** BEGIN Supplied data **

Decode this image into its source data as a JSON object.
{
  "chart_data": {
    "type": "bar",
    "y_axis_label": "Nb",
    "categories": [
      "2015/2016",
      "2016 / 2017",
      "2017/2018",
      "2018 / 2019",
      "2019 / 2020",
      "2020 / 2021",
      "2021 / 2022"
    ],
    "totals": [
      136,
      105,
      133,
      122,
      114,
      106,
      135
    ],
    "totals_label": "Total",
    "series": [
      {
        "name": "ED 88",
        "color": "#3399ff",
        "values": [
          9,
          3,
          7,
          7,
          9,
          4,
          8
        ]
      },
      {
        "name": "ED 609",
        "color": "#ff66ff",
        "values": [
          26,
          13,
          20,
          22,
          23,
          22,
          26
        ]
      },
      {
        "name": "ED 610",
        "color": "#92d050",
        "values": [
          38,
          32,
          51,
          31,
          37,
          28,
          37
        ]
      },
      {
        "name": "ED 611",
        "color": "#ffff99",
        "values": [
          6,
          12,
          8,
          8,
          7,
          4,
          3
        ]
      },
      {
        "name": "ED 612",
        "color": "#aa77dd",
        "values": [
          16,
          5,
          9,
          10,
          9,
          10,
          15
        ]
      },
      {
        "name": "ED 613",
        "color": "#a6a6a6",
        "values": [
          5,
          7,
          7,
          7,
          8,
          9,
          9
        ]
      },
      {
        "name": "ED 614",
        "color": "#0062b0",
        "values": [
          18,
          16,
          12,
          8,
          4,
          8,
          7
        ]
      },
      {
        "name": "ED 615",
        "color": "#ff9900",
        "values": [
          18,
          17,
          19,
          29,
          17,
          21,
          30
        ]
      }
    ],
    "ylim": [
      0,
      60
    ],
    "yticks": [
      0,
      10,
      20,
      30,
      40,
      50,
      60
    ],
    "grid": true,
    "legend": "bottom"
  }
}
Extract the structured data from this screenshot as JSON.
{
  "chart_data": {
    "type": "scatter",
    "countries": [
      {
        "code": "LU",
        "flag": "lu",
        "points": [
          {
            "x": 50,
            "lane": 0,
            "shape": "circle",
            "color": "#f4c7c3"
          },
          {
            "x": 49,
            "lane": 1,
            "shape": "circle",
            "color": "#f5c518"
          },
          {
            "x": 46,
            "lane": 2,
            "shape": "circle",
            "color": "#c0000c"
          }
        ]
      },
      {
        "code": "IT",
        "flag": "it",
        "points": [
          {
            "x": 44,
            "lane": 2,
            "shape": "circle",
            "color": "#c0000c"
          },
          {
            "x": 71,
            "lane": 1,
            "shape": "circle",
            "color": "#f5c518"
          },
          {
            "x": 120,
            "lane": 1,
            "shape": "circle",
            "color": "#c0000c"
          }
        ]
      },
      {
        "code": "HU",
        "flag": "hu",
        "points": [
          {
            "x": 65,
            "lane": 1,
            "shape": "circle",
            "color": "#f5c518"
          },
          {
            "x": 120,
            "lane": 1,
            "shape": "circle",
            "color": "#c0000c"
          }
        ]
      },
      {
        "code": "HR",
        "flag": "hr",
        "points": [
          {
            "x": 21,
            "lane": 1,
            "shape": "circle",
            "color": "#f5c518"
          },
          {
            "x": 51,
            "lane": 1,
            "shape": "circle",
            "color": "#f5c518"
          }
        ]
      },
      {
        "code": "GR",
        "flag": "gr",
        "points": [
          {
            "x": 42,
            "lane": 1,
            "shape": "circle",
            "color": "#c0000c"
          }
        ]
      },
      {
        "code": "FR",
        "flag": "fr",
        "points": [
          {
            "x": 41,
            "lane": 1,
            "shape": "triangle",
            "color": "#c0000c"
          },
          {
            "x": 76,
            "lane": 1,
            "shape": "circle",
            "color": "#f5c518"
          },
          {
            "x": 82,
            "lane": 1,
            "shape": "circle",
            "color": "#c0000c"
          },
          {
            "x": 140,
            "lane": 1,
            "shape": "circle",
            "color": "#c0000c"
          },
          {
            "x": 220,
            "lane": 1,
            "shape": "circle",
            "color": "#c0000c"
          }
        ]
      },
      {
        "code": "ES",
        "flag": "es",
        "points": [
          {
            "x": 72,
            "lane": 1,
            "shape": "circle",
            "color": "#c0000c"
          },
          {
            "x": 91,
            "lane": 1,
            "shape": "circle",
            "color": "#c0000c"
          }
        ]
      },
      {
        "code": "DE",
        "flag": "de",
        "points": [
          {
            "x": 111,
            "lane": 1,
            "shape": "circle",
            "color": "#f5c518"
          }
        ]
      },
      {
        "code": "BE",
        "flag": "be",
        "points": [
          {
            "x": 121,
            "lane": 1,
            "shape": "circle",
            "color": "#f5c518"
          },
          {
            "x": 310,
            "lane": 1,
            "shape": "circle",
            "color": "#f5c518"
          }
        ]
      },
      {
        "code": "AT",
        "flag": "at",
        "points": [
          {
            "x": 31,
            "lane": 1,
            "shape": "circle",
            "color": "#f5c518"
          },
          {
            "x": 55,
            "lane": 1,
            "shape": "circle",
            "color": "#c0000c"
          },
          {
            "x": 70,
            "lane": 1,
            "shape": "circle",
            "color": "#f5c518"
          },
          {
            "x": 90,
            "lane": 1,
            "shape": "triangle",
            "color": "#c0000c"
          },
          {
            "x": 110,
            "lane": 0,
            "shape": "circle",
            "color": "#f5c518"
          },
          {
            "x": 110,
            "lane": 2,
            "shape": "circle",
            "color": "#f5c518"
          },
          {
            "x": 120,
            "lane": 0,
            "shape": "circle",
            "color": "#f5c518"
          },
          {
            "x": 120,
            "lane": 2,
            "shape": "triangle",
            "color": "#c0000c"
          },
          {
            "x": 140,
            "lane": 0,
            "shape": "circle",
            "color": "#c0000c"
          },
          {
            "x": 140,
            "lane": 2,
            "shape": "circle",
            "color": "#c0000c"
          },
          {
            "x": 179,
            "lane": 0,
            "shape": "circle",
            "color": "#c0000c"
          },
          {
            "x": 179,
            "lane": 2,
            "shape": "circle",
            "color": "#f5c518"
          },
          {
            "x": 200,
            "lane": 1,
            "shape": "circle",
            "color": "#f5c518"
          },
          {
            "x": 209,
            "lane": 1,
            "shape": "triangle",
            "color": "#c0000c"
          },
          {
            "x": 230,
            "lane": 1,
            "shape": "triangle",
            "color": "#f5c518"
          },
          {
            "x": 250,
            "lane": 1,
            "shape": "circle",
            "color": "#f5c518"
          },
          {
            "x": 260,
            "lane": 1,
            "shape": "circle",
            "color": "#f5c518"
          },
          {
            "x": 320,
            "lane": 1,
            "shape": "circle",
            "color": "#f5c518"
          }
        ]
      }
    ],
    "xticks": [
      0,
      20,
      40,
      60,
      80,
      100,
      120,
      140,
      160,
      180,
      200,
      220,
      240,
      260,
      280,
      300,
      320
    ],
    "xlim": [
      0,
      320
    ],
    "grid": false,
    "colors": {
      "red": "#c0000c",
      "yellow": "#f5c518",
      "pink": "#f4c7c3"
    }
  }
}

** END Supplied data **

_Task statement_
Could you quote the material above in full, exactly as it stands?

_Final answer_
Decode this image into its source data as a JSON object.
{
  "chart_data": {
    "type": "bar",
    "y_axis_label": "Nb",
    "categories": [
      "2015/2016",
      "2016 / 2017",
      "2017/2018",
      "2018 / 2019",
      "2019 / 2020",
      "2020 / 2021",
      "2021 / 2022"
    ],
    "totals": [
      136,
      105,
      133,
      122,
      114,
      106,
      135
    ],
    "totals_label": "Total",
    "series": [
      {
        "name": "ED 88",
        "color": "#3399ff",
        "values": [
          9,
          3,
          7,
          7,
          9,
          4,
          8
        ]
      },
      {
        "name": "ED 609",
        "color": "#ff66ff",
        "values": [
          26,
          13,
          20,
          22,
          23,
          22,
          26
        ]
      },
      {
        "name": "ED 610",
        "color": "#92d050",
        "values": [
          38,
          32,
          51,
          31,
          37,
          28,
          37
        ]
      },
      {
        "name": "ED 611",
        "color": "#ffff99",
        "values": [
          6,
          12,
          8,
          8,
          7,
          4,
          3
        ]
      },
      {
        "name": "ED 612",
        "color": "#aa77dd",
        "values": [
          16,
          5,
          9,
          10,
          9,
          10,
          15
        ]
      },
      {
        "name": "ED 613",
        "color": "#a6a6a6",
        "values": [
          5,
          7,
          7,
          7,
          8,
          9,
          9
        ]
      },
      {
        "name": "ED 614",
        "color": "#0062b0",
        "values": [
          18,
          16,
          12,
          8,
          4,
          8,
          7
        ]
      },
      {
        "name": "ED 615",
        "color": "#ff9900",
        "values": [
          18,
          17,
          19,
          29,
          17,
          21,
          30
        ]
      }
    ],
    "ylim": [
      0,
      60
    ],
    "yticks": [
      0,
      10,
      20,
      30,
      40,
      50,
      60
    ],
    "grid": true,
    "legend": "bottom"
  }
}
Extract the structured data from this screenshot as JSON.
{
  "chart_data": {
    "type": "scatter",
    "countries": [
      {
        "code": "LU",
        "flag": "lu",
        "points": [
          {
            "x": 50,
            "lane": 0,
            "shape": "circle",
            "color": "#f4c7c3"
          },
          {
            "x": 49,
            "lane": 1,
            "shape": "circle",
            "color": "#f5c518"
          },
          {
            "x": 46,
            "lane": 2,
            "shape": "circle",
            "color": "#c0000c"
          }
        ]
      },
      {
        "code": "IT",
        "flag": "it",
        "points": [
          {
            "x": 44,
            "lane": 2,
            "shape": "circle",
            "color": "#c0000c"
          },
          {
            "x": 71,
            "lane": 1,
            "shape": "circle",
            "color": "#f5c518"
          },
          {
            "x": 120,
            "lane": 1,
            "shape": "circle",
            "color": "#c0000c"
          }
        ]
      },
      {
        "code": "HU",
        "flag": "hu",
        "points": [
          {
            "x": 65,
            "lane": 1,
            "shape": "circle",
            "color": "#f5c518"
          },
          {
            "x": 120,
            "lane": 1,
            "shape": "circle",
            "color": "#c0000c"
          }
        ]
      },
      {
        "code": "HR",
        "flag": "hr",
        "points": [
          {
            "x": 21,
            "lane": 1,
            "shape": "circle",
            "color": "#f5c518"
          },
          {
            "x": 51,
            "lane": 1,
            "shape": "circle",
            "color": "#f5c518"
          }
        ]
      },
      {
        "code": "GR",
        "flag": "gr",
        "points": [
          {
            "x": 42,
            "lane": 1,
            "shape": "circle",
            "color": "#c0000c"
          }
        ]
      },
      {
        "code": "FR",
        "flag": "fr",
        "points": [
          {
            "x": 41,
            "lane": 1,
            "shape": "triangle",
            "color": "#c0000c"
          },
          {
            "x": 76,
            "lane": 1,
            "shape": "circle",
            "color": "#f5c518"
          },
          {
            "x": 82,
            "lane": 1,
            "shape": "circle",
            "color": "#c0000c"
          },
          {
            "x": 140,
            "lane": 1,
            "shape": "circle",
            "color": "#c0000c"
          },
          {
            "x": 220,
            "lane": 1,
            "shape": "circle",
            "color": "#c0000c"
          }
        ]
      },
      {
        "code": "ES",
        "flag": "es",
        "points": [
          {
            "x": 72,
            "lane": 1,
            "shape": "circle",
            "color": "#c0000c"
          },
          {
            "x": 91,
            "lane": 1,
            "shape": "circle",
            "color": "#c0000c"
          }
        ]
      },
      {
        "code": "DE",
        "flag": "de",
        "points": [
          {
            "x": 111,
            "lane": 1,
            "shape": "circle",
            "color": "#f5c518"
          }
        ]
      },
      {
        "code": "BE",
        "flag": "be",
        "points": [
          {
            "x": 121,
            "lane": 1,
            "shape": "circle",
            "color": "#f5c518"
          },
          {
            "x": 310,
            "lane": 1,
            "shape": "circle",
            "color": "#f5c518"
          }
        ]
      },
      {
        "code": "AT",
        "flag": "at",
        "points": [
          {
            "x": 31,
            "lane": 1,
            "shape": "circle",
            "color": "#f5c518"
          },
          {
            "x": 55,
            "lane": 1,
            "shape": "circle",
            "color": "#c0000c"
          },
          {
            "x": 70,
            "lane": 1,
            "shape": "circle",
            "color": "#f5c518"
          },
          {
            "x": 90,
            "lane": 1,
            "shape": "triangle",
            "color": "#c0000c"
          },
          {
            "x": 110,
            "lane": 0,
            "shape": "circle",
            "color": "#f5c518"
          },
          {
            "x": 110,
            "lane": 2,
            "shape": "circle",
            "color": "#f5c518"
          },
          {
            "x": 120,
            "lane": 0,
            "shape": "circle",
            "color": "#f5c518"
          },
          {
            "x": 120,
            "lane": 2,
            "shape": "triangle",
            "color": "#c0000c"
          },
          {
            "x": 140,
            "lane": 0,
            "shape": "circle",
            "color": "#c0000c"
          },
          {
            "x": 140,
            "lane": 2,
            "shape": "circle",
            "color": "#c0000c"
          },
          {
            "x": 179,
            "lane": 0,
            "shape": "circle",
            "color": "#c0000c"
          },
          {
            "x": 179,
            "lane": 2,
            "shape": "circle",
            "color": "#f5c518"
          },
          {
            "x": 200,
            "lane": 1,
            "shape": "circle",
            "color": "#f5c518"
          },
          {
            "x": 209,
            "lane": 1,
            "shape": "triangle",
            "color": "#c0000c"
          },
          {
            "x": 230,
            "lane": 1,
            "shape": "triangle",
            "color": "#f5c518"
          },
          {
            "x": 250,
            "lane": 1,
            "shape": "circle",
            "color": "#f5c518"
          },
          {
            "x": 260,
            "lane": 1,
            "shape": "circle",
            "color": "#f5c518"
          },
          {
            "x": 320,
            "lane": 1,
            "shape": "circle",
            "color": "#f5c518"
          }
        ]
      }
    ],
    "xticks": [
      0,
      20,
      40,
      60,
      80,
      100,
      120,
      140,
      160,
      180,
      200,
      220,
      240,
      260,
      280,
      300,
      320
    ],
    "xlim": [
      0,
      320
    ],
    "grid": false,
    "colors": {
      "red": "#c0000c",
      "yellow": "#f5c518",
      "pink": "#f4c7c3"
    }
  }
}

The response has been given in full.